**Source text**
################
Figure 3.1. A map of Greco-Roman Egypt, showing the locations of tower houses attested by archaeological finds.

Figure 3.1.Map of Greco-Roman Egypt, showing the locations of tower houses attested by archaeological finds. (Map G. Marouard.)

All these examples should be considered as the original models and prototypes for the Hellenistic-period structures to be described here. The Hellenistic houses are thus clearly inscribed within a continuous Egyptian domestic tradition and its associated organic urban pattern. The known Late Period examples are overwhelmingly located in the northern Nile Delta versus the rest of Egypt. However, even accounting for the random nature of previous research and the unequal geographic distribution of excavations in urban contexts, this ratio seems to change with the beginning of the Ptolemaic Period (figure 3.1). Examples from the Delta are still numerous, as at Buto,17 Tell el-Herr (figure 3.2),18 or Tell el-Dab’a,19 but many other examples appear from the Fayum oasis to Upper Egypt. To date more than thirty-five such structures have been archaeologically identified outside of the Delta region, although recent geomagnetic results suggest that a single site such as Tuna el-Gebel (figure 3.5) could easily triple this number.

Ptolemaic tower houses are well attested within the farming villages on the periphery of the Fayum oasis, such as Karanis, Dimeh/Soknopaiou Nesos, Philadelphia,20 Bakchias,21 and Tebtynis (figure 3.3). In the cases of Dimeh,22 Karanis,23 or Tebtynis,24 which are all three (re)foundations undertaken by the first Lagid rulers, the tower house is the only housing form attested for the very first phase of installation (third century BCE or, at Tebtynis, the last quarter of the fourth century BCE) (figure 3.4). The tower houses at those sites appear to belong to the oldest recognized occupation levels and are built directly onto the natural sand substratum. We are confronted here with the pioneer colonization phase at these newly (re)founded settlements.

The diffusion of mud-brick tower houses outside of the Delta obviously occurred at the end of the Late Period or the beginning of the Ptolemaic Period, perhaps because of the practical benefits of this kind of traditional domestic architecture, which was well adapted to Egyptian urban contexts. But the omnipresence of tower houses in the earliest levels of ex nihilo foundations might also possibly reveal the origin of the populations that were settled (maybe sent?) there in connection with the first Lagid rulers’ development of the Fayum periphery. This colonization process might have involved populations originally from the Delta regions, who would have pragmatically transposed their own familiar construction techniques and domestic architectural forms to the Fayum. Greek-inspired domestic and urban layouts were therefore perhaps rare or absent in the original landscape of these villages,25 and a formally planned colony such as Philadelphia, founded to accommodate Greek veterans, stands clearly as an exception.26

Tower houses also appear in Middle Egypt, at Tuna el-Gebel, where recent work by the University of Munich confirms the spread of this domestic form throughout Egypt.27 Geomagnetic survey has revealed about forty examples on both sides of the processional pathway to the animal necropolis (figure 3.5), and at least forty more at the settlement site of Kôm el-Loli (figure 3.5). Several excavated examples date to the early and mid-Ptolemaic Period, with a first phase dating to Ptolemy I–II (first half of the third century) and a second phase in the reign of Ptolemy VI (second quarter of the second century).28

Figure 3.2. A set of panels and aerial photos showing examples of tower house foundations in the Nile Delta region from the Late Period to the early Ptolemaic Period.
################
**Records supplied**
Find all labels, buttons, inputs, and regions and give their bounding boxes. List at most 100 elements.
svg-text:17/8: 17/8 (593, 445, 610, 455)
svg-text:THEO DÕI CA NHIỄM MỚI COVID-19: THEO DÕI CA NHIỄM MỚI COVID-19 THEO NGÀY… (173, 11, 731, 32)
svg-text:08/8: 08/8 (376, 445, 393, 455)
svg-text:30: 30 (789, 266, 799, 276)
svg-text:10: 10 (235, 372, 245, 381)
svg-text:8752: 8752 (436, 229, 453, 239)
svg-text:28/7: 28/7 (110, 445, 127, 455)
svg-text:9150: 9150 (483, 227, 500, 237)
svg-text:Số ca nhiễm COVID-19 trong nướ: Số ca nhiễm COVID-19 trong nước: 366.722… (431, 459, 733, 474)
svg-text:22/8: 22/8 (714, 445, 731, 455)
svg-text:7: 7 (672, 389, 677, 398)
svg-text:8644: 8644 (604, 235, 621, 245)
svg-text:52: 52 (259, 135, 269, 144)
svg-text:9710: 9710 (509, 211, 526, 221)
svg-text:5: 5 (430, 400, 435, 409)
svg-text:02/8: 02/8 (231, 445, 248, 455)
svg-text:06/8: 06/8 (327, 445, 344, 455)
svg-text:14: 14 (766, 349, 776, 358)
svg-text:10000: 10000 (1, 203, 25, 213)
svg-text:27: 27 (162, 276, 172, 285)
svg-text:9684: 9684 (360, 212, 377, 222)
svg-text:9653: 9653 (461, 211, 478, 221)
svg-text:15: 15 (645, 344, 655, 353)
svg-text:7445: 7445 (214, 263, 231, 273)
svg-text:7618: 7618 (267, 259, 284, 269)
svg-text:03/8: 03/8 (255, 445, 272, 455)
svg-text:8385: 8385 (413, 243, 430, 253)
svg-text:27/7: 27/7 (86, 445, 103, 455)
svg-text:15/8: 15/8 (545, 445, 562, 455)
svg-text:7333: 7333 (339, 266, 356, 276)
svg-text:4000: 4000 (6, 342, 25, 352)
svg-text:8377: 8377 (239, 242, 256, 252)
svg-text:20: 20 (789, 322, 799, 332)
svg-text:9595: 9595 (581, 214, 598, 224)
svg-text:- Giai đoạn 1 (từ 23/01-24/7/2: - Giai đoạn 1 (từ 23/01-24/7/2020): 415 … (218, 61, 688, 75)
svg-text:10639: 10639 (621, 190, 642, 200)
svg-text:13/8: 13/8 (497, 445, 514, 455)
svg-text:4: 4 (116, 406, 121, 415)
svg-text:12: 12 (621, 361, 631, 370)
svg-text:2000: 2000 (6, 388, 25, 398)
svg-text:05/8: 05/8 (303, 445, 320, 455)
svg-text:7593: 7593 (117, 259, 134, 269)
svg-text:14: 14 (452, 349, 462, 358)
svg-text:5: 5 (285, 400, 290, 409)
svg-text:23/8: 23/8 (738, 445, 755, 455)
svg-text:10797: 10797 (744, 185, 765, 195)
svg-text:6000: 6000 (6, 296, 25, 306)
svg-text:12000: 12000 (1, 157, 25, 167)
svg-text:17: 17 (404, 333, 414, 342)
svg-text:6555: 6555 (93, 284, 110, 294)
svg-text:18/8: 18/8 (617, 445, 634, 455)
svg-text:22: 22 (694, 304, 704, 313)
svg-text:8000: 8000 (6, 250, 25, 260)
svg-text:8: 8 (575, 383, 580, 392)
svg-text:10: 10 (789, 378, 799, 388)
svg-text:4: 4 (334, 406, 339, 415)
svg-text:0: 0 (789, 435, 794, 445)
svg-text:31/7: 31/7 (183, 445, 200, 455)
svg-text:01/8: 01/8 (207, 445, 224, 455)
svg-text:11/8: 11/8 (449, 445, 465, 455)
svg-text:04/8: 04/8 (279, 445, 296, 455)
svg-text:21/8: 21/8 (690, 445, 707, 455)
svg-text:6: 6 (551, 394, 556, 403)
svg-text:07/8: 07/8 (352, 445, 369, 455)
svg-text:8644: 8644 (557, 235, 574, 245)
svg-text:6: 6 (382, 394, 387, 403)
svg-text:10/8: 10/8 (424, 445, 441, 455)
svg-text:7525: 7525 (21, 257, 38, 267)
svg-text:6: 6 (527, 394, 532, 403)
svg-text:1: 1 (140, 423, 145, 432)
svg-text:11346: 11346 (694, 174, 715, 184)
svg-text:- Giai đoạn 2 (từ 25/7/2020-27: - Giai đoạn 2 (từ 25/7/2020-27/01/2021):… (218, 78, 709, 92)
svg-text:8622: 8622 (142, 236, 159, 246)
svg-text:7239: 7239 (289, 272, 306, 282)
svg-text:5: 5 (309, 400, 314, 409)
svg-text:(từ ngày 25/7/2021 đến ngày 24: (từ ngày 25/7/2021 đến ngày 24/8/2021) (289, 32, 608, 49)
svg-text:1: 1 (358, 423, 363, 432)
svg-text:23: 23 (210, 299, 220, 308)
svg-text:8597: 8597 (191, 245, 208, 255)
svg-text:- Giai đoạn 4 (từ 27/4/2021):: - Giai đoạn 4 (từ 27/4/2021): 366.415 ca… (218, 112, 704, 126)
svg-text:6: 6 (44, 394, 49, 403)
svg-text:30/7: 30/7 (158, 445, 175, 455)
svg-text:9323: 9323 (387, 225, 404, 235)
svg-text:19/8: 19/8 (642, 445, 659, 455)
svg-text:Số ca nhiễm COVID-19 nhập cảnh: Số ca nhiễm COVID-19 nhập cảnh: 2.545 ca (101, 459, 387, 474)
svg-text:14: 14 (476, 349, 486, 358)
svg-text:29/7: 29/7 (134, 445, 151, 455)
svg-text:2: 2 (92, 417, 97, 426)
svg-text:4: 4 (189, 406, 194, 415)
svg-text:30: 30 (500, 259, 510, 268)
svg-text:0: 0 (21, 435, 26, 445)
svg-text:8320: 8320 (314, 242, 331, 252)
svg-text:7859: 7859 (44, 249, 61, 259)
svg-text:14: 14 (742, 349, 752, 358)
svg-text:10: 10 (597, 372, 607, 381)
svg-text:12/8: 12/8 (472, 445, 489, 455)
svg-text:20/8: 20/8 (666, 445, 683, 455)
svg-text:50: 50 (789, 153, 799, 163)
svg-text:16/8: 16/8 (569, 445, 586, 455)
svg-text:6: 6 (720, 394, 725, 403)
################
**Requirements**
1. Write out the stretch of the tower house passage from "Figure 3.2. A" through "early Ptolemaic Period.".
2. Using the tower house passage, mark each statement yes or no and quote the words that decide it: (a) More than thirty-five tower houses have been identified by archaeology outside the Delta. (b) At Tuna el-Gebel, geomagnetic survey found about twenty examples along the processional pathway. (c) At Tebtynis, the first phase of installation dates to the third century BCE.
The lines have no role in this.

**Solutions to the problems**
1.
Figure 3.2. A set of panels and aerial photos showing examples of tower house foundations in the Nile Delta region from the Late Period to the early Ptolemaic Period.

2.
(a) Yes: "To date more than thirty-five such structures have been archaeologically identified outside of the Delta region"
(b) No: "Geomagnetic survey has revealed about forty examples on both sides of the processional pathway to the animal necropolis"
(c) No: "at Tebtynis, the last quarter of the fourth century BCE"